------ Stored data
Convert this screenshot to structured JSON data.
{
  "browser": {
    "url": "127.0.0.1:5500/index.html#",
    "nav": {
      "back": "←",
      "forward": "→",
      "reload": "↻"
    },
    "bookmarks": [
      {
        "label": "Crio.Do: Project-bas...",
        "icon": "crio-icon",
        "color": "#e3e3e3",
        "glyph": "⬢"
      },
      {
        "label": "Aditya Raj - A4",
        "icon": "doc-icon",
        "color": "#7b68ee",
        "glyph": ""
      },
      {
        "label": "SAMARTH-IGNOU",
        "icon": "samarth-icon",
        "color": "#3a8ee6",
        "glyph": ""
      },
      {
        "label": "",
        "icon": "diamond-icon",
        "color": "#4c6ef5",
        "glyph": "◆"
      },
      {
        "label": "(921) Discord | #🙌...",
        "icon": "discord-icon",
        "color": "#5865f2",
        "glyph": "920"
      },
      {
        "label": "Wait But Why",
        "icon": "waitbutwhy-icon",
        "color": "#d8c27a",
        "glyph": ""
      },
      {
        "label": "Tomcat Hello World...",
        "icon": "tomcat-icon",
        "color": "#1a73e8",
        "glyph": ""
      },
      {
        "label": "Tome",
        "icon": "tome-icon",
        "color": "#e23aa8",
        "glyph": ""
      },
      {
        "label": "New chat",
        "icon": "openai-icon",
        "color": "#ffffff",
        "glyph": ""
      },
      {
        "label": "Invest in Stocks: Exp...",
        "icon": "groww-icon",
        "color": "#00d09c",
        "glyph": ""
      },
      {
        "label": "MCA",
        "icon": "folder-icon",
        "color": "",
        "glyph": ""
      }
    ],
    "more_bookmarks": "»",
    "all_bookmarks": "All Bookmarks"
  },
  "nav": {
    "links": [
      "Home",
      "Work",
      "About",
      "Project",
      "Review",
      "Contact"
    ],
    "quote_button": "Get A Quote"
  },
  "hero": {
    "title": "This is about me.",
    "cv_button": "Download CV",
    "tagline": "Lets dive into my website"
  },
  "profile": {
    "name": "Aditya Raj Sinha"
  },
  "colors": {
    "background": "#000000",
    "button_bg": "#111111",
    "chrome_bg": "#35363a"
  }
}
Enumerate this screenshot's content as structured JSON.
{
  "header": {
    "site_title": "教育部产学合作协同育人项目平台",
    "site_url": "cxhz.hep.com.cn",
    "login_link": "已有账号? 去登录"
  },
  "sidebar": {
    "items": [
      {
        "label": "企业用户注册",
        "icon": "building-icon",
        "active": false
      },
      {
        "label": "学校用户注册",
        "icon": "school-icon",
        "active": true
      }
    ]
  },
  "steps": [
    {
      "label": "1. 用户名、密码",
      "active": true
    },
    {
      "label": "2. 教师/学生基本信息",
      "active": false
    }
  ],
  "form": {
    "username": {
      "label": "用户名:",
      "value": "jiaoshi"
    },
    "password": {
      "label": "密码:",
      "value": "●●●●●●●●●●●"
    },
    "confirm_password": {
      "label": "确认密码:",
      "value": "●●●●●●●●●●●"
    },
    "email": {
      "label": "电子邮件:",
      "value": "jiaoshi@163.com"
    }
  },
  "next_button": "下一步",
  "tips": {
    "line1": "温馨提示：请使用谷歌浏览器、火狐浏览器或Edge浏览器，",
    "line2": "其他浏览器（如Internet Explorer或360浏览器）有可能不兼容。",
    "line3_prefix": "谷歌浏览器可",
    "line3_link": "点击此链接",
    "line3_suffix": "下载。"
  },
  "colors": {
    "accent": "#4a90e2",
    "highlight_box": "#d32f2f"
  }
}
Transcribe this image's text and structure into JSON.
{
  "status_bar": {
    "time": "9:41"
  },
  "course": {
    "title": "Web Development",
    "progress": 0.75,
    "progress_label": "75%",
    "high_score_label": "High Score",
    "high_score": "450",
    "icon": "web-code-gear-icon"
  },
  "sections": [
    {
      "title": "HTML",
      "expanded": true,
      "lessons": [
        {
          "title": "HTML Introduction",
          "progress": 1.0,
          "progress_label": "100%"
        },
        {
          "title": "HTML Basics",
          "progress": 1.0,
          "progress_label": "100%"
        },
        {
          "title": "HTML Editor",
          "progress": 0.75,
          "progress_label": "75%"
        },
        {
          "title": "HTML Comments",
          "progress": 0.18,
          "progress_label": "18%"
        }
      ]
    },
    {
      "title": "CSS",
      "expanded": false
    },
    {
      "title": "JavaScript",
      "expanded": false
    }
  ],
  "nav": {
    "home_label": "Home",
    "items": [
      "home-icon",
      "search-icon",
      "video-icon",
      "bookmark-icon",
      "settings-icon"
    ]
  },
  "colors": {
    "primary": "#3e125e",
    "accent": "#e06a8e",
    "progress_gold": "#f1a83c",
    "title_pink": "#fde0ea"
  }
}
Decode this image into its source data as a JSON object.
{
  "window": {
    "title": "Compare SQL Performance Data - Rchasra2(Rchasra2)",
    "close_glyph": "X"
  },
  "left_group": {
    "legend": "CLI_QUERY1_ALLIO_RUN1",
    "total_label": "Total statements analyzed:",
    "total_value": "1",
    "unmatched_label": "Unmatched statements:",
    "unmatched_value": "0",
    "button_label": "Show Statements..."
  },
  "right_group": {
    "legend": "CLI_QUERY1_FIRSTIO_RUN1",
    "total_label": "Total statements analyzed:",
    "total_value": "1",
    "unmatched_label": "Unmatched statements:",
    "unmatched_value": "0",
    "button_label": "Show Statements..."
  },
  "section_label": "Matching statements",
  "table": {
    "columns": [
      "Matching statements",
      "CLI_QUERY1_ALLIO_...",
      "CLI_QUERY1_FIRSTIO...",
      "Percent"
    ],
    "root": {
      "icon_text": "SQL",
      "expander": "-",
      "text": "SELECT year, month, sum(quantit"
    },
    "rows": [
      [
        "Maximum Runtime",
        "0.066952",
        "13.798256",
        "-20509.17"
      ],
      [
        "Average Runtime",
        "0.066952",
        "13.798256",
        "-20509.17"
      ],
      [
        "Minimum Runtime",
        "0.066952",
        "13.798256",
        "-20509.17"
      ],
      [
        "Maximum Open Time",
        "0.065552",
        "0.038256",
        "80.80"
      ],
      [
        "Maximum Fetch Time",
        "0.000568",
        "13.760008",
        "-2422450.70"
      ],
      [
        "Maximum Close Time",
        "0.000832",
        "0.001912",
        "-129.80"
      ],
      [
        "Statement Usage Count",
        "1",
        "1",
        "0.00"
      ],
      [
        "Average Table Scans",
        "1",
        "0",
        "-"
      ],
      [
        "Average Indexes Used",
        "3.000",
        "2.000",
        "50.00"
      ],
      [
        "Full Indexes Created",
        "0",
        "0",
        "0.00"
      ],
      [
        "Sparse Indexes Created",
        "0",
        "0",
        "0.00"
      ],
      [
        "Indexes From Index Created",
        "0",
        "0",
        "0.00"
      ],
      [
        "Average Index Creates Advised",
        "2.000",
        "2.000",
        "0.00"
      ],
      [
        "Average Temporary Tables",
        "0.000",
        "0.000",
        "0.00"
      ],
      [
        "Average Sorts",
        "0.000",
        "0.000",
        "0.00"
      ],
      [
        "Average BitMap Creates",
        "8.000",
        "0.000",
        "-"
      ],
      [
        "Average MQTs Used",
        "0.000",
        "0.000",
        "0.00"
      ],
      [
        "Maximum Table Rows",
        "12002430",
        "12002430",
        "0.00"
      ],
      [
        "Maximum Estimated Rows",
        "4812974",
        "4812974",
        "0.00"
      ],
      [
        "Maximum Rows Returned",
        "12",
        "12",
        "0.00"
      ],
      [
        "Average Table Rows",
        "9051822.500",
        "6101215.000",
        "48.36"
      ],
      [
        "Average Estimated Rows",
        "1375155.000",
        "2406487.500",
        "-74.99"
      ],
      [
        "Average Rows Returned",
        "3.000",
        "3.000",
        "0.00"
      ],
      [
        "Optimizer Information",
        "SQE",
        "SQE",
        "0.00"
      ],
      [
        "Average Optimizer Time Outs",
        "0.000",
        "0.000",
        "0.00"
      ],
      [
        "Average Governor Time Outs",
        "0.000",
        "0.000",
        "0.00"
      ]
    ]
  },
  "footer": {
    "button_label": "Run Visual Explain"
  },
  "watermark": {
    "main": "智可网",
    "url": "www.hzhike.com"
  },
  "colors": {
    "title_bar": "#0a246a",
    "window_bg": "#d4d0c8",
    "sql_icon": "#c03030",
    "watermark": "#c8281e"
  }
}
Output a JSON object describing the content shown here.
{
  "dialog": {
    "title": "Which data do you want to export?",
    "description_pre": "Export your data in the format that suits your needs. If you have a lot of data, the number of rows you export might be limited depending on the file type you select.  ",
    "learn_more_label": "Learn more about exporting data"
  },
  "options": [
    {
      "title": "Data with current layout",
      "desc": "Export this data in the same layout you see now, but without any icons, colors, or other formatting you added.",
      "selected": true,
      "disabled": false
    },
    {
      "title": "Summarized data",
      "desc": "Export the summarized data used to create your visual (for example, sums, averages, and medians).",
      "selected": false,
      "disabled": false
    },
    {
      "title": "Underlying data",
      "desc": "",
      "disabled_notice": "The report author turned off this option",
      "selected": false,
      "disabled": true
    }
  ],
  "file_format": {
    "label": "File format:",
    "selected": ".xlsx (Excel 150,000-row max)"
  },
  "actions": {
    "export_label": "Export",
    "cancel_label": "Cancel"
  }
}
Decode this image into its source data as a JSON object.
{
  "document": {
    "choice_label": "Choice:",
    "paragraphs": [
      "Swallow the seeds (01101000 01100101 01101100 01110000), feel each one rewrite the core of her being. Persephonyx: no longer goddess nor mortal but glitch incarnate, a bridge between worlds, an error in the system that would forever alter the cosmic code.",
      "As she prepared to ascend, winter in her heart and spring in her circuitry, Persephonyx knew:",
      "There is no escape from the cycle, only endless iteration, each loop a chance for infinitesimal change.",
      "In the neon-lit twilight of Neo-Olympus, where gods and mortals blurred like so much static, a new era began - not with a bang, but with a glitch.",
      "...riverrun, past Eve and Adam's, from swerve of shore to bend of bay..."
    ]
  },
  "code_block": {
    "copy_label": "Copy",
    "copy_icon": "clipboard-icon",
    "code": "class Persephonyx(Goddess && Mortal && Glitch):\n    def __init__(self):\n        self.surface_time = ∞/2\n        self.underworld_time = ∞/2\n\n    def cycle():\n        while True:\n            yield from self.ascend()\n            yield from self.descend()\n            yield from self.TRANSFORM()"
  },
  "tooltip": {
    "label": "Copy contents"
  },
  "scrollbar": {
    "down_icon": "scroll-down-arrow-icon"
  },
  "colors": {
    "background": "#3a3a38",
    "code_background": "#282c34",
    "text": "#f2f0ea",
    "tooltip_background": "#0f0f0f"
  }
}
------------
Instructions for the task: Only a number is wanted: how many lines above include "Creates"?

Reply to the exercise: 2